[INSTRUCTIONS TO FOLLOW]: Your task is to copy the listing exactly. Drop any pictures from the copy.

--- START OF DATA SECTION ---

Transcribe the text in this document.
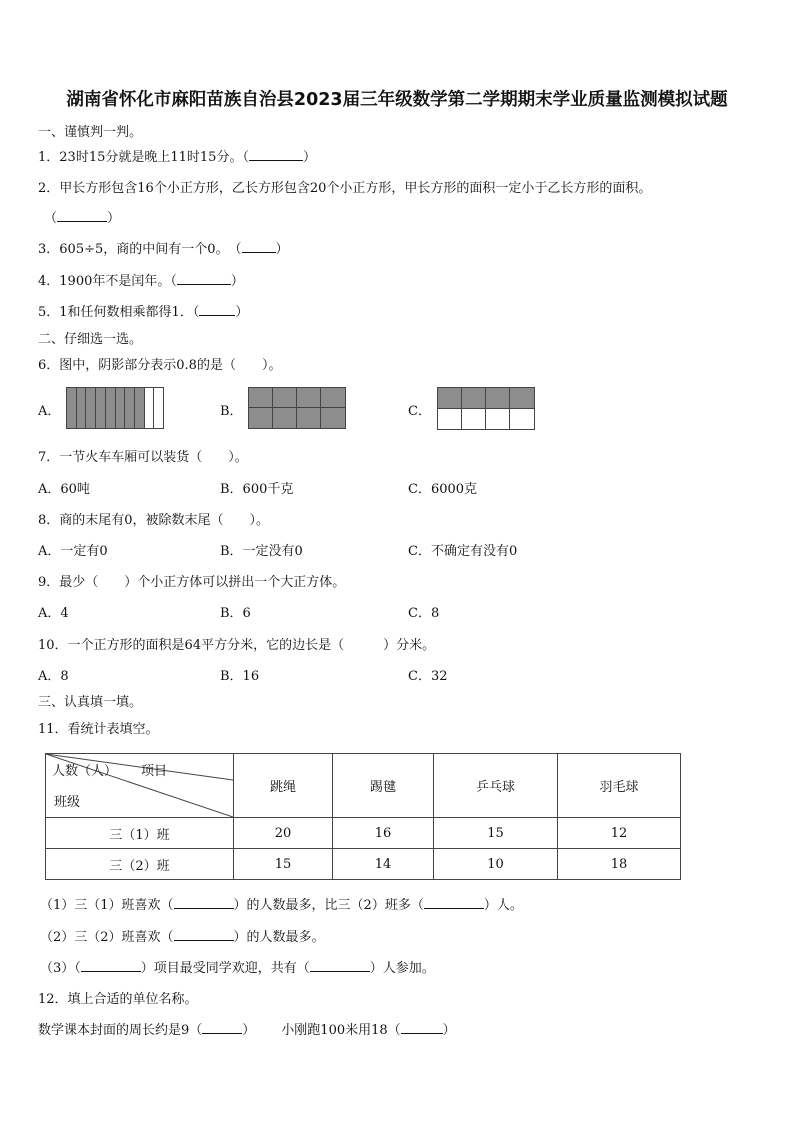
湖南省怀化市麻阳苗族自治县2023届三年级数学第二学期期末学业质量监测模拟试题
一、谨慎判一判。
1．23时15分就是晚上11时15分。（	）
2．甲长方形包含16个小正方形，乙长方形包含20个小正方形，甲长方形的面积一定小于乙长方形的面积。
（	）
3．605÷5，商的中间有一个0。　（	）
4．1900年不是闰年。（	）
5．1和任何数相乘都得1．（	）
二、仔细选一选。
6．图中，阴影部分表示0.8的是（　　）。
A．	B．	C．
7．一节火车车厢可以装货（　　）。
A．60吨	B．600千克	C．6000克
8．商的末尾有0，被除数末尾（　　）。
A．一定有0	B．一定没有0	C．不确定有没有0
9．最少（　　）个小正方体可以拼出一个大正方体。
A．4	B．6	C．8
10．一个正方形的面积是64平方分米，它的边长是（　　　）分米。
A．8	B．16	C．32
三、认真填一填。
11．看统计表填空。
人数（人） 项目
班级	跳绳	踢毽	乒乓球	羽毛球
三（1）班	20	16	15	12
三（2）班	15	14	10	18
（1）三（1）班喜欢（	）的人数最多，比三（2）班多（	）人。
（2）三（2）班喜欢（	）的人数最多。
（3）（	）项目最受同学欢迎，共有（	）人参加。
12．填上合适的单位名称。
数学课本封面的周长约是9（	） 小刚跑100米用18（	）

--- END OF DATA SECTION ---

[OUTPUT]:
Transcribe the text in this document.
湖南省怀化市麻阳苗族自治县2023届三年级数学第二学期期末学业质量监测模拟试题
一、谨慎判一判。
1．23时15分就是晚上11时15分。（	）
2．甲长方形包含16个小正方形，乙长方形包含20个小正方形，甲长方形的面积一定小于乙长方形的面积。
（	）
3．605÷5，商的中间有一个0。　（	）
4．1900年不是闰年。（	）
5．1和任何数相乘都得1．（	）
二、仔细选一选。
6．图中，阴影部分表示0.8的是（　　）。
A．	B．	C．
7．一节火车车厢可以装货（　　）。
A．60吨	B．600千克	C．6000克
8．商的末尾有0，被除数末尾（　　）。
A．一定有0	B．一定没有0	C．不确定有没有0
9．最少（　　）个小正方体可以拼出一个大正方体。
A．4	B．6	C．8
10．一个正方形的面积是64平方分米，它的边长是（　　　）分米。
A．8	B．16	C．32
三、认真填一填。
11．看统计表填空。
人数（人） 项目
班级	跳绳	踢毽	乒乓球	羽毛球
三（1）班	20	16	15	12
三（2）班	15	14	10	18
（1）三（1）班喜欢（	）的人数最多，比三（2）班多（	）人。
（2）三（2）班喜欢（	）的人数最多。
（3）（	）项目最受同学欢迎，共有（	）人参加。
12．填上合适的单位名称。
数学课本封面的周长约是9（	） 小刚跑100米用18（	）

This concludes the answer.